**TASK INPUT**
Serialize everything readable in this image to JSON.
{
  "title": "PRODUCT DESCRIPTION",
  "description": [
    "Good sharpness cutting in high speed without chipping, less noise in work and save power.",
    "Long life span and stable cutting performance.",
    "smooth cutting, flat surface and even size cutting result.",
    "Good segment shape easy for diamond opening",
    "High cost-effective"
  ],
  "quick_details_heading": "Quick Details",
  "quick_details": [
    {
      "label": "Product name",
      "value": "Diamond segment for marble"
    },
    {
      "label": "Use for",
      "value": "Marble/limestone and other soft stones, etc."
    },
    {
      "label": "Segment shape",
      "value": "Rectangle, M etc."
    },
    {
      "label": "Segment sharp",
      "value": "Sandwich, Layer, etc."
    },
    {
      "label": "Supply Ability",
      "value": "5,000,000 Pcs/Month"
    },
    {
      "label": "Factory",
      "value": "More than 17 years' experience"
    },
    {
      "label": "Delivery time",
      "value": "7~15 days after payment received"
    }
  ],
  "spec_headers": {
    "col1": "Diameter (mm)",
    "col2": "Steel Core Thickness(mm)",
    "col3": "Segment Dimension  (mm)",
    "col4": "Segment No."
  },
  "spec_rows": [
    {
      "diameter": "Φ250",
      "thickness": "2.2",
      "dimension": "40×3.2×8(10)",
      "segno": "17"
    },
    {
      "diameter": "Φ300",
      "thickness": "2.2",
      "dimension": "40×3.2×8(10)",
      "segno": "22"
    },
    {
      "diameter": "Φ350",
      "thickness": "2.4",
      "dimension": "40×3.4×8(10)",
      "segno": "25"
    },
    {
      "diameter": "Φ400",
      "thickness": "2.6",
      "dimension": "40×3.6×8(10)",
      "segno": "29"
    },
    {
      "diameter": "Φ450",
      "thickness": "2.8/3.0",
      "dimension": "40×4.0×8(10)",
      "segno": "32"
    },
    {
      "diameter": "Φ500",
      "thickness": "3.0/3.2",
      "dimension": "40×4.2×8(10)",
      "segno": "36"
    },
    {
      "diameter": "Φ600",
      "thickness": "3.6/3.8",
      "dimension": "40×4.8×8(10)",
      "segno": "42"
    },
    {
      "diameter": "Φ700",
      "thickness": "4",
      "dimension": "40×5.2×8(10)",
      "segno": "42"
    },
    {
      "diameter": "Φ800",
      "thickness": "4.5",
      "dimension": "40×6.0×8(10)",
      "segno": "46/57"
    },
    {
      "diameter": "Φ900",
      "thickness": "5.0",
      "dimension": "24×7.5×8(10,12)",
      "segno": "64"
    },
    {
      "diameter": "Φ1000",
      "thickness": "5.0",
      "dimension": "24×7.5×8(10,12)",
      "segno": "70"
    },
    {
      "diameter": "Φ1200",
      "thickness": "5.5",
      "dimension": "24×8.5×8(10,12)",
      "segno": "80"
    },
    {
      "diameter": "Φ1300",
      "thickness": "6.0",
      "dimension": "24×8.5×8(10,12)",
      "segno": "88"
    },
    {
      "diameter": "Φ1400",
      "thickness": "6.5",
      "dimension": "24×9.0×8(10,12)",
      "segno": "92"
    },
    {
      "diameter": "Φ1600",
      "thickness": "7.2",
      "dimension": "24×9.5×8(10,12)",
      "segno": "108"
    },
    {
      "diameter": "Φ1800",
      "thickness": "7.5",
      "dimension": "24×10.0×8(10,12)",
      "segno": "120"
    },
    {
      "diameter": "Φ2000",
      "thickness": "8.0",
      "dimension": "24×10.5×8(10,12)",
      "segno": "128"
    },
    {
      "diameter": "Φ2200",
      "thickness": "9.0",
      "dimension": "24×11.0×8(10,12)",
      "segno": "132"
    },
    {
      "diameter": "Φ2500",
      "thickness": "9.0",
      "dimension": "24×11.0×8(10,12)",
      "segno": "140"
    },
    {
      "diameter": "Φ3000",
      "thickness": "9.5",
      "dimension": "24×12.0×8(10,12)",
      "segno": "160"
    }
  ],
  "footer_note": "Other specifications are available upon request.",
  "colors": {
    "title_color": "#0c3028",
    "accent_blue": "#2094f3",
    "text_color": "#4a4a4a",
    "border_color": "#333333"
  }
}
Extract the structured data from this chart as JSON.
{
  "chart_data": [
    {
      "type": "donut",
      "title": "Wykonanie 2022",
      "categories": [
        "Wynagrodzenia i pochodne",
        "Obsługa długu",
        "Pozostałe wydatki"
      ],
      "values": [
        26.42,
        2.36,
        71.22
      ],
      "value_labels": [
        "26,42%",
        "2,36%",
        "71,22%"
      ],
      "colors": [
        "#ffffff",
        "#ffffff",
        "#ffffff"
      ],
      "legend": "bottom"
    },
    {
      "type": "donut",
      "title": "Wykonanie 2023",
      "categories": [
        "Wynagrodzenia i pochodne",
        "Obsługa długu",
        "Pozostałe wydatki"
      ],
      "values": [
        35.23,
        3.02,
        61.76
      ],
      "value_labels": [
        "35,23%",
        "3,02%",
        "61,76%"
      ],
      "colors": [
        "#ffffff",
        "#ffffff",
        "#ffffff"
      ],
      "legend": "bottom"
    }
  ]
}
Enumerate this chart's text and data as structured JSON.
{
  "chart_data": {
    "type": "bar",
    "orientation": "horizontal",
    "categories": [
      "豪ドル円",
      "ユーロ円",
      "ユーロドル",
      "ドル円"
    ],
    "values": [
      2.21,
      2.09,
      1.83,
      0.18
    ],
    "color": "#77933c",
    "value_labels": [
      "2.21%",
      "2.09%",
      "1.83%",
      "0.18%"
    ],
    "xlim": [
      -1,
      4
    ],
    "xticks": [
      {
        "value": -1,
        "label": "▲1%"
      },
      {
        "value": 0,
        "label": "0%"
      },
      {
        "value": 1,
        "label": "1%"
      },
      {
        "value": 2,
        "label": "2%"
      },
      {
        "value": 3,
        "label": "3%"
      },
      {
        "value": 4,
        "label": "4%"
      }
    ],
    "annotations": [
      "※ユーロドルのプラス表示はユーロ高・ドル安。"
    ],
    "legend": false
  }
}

**STATED PROBLEM**
Reproduce the material precisely, including every line.

**SOLVED EXERCISE**
Serialize everything readable in this image to JSON.
{
  "title": "PRODUCT DESCRIPTION",
  "description": [
    "Good sharpness cutting in high speed without chipping, less noise in work and save power.",
    "Long life span and stable cutting performance.",
    "smooth cutting, flat surface and even size cutting result.",
    "Good segment shape easy for diamond opening",
    "High cost-effective"
  ],
  "quick_details_heading": "Quick Details",
  "quick_details": [
    {
      "label": "Product name",
      "value": "Diamond segment for marble"
    },
    {
      "label": "Use for",
      "value": "Marble/limestone and other soft stones, etc."
    },
    {
      "label": "Segment shape",
      "value": "Rectangle, M etc."
    },
    {
      "label": "Segment sharp",
      "value": "Sandwich, Layer, etc."
    },
    {
      "label": "Supply Ability",
      "value": "5,000,000 Pcs/Month"
    },
    {
      "label": "Factory",
      "value": "More than 17 years' experience"
    },
    {
      "label": "Delivery time",
      "value": "7~15 days after payment received"
    }
  ],
  "spec_headers": {
    "col1": "Diameter (mm)",
    "col2": "Steel Core Thickness(mm)",
    "col3": "Segment Dimension  (mm)",
    "col4": "Segment No."
  },
  "spec_rows": [
    {
      "diameter": "Φ250",
      "thickness": "2.2",
      "dimension": "40×3.2×8(10)",
      "segno": "17"
    },
    {
      "diameter": "Φ300",
      "thickness": "2.2",
      "dimension": "40×3.2×8(10)",
      "segno": "22"
    },
    {
      "diameter": "Φ350",
      "thickness": "2.4",
      "dimension": "40×3.4×8(10)",
      "segno": "25"
    },
    {
      "diameter": "Φ400",
      "thickness": "2.6",
      "dimension": "40×3.6×8(10)",
      "segno": "29"
    },
    {
      "diameter": "Φ450",
      "thickness": "2.8/3.0",
      "dimension": "40×4.0×8(10)",
      "segno": "32"
    },
    {
      "diameter": "Φ500",
      "thickness": "3.0/3.2",
      "dimension": "40×4.2×8(10)",
      "segno": "36"
    },
    {
      "diameter": "Φ600",
      "thickness": "3.6/3.8",
      "dimension": "40×4.8×8(10)",
      "segno": "42"
    },
    {
      "diameter": "Φ700",
      "thickness": "4",
      "dimension": "40×5.2×8(10)",
      "segno": "42"
    },
    {
      "diameter": "Φ800",
      "thickness": "4.5",
      "dimension": "40×6.0×8(10)",
      "segno": "46/57"
    },
    {
      "diameter": "Φ900",
      "thickness": "5.0",
      "dimension": "24×7.5×8(10,12)",
      "segno": "64"
    },
    {
      "diameter": "Φ1000",
      "thickness": "5.0",
      "dimension": "24×7.5×8(10,12)",
      "segno": "70"
    },
    {
      "diameter": "Φ1200",
      "thickness": "5.5",
      "dimension": "24×8.5×8(10,12)",
      "segno": "80"
    },
    {
      "diameter": "Φ1300",
      "thickness": "6.0",
      "dimension": "24×8.5×8(10,12)",
      "segno": "88"
    },
    {
      "diameter": "Φ1400",
      "thickness": "6.5",
      "dimension": "24×9.0×8(10,12)",
      "segno": "92"
    },
    {
      "diameter": "Φ1600",
      "thickness": "7.2",
      "dimension": "24×9.5×8(10,12)",
      "segno": "108"
    },
    {
      "diameter": "Φ1800",
      "thickness": "7.5",
      "dimension": "24×10.0×8(10,12)",
      "segno": "120"
    },
    {
      "diameter": "Φ2000",
      "thickness": "8.0",
      "dimension": "24×10.5×8(10,12)",
      "segno": "128"
    },
    {
      "diameter": "Φ2200",
      "thickness": "9.0",
      "dimension": "24×11.0×8(10,12)",
      "segno": "132"
    },
    {
      "diameter": "Φ2500",
      "thickness": "9.0",
      "dimension": "24×11.0×8(10,12)",
      "segno": "140"
    },
    {
      "diameter": "Φ3000",
      "thickness": "9.5",
      "dimension": "24×12.0×8(10,12)",
      "segno": "160"
    }
  ],
  "footer_note": "Other specifications are available upon request.",
  "colors": {
    "title_color": "#0c3028",
    "accent_blue": "#2094f3",
    "text_color": "#4a4a4a",
    "border_color": "#333333"
  }
}
Extract the structured data from this chart as JSON.
{
  "chart_data": [
    {
      "type": "donut",
      "title": "Wykonanie 2022",
      "categories": [
        "Wynagrodzenia i pochodne",
        "Obsługa długu",
        "Pozostałe wydatki"
      ],
      "values": [
        26.42,
        2.36,
        71.22
      ],
      "value_labels": [
        "26,42%",
        "2,36%",
        "71,22%"
      ],
      "colors": [
        "#ffffff",
        "#ffffff",
        "#ffffff"
      ],
      "legend": "bottom"
    },
    {
      "type": "donut",
      "title": "Wykonanie 2023",
      "categories": [
        "Wynagrodzenia i pochodne",
        "Obsługa długu",
        "Pozostałe wydatki"
      ],
      "values": [
        35.23,
        3.02,
        61.76
      ],
      "value_labels": [
        "35,23%",
        "3,02%",
        "61,76%"
      ],
      "colors": [
        "#ffffff",
        "#ffffff",
        "#ffffff"
      ],
      "legend": "bottom"
    }
  ]
}
Enumerate this chart's text and data as structured JSON.
{
  "chart_data": {
    "type": "bar",
    "orientation": "horizontal",
    "categories": [
      "豪ドル円",
      "ユーロ円",
      "ユーロドル",
      "ドル円"
    ],
    "values": [
      2.21,
      2.09,
      1.83,
      0.18
    ],
    "color": "#77933c",
    "value_labels": [
      "2.21%",
      "2.09%",
      "1.83%",
      "0.18%"
    ],
    "xlim": [
      -1,
      4
    ],
    "xticks": [
      {
        "value": -1,
        "label": "▲1%"
      },
      {
        "value": 0,
        "label": "0%"
      },
      {
        "value": 1,
        "label": "1%"
      },
      {
        "value": 2,
        "label": "2%"
      },
      {
        "value": 3,
        "label": "3%"
      },
      {
        "value": 4,
        "label": "4%"
      }
    ],
    "annotations": [
      "※ユーロドルのプラス表示はユーロ高・ドル安。"
    ],
    "legend": false
  }
}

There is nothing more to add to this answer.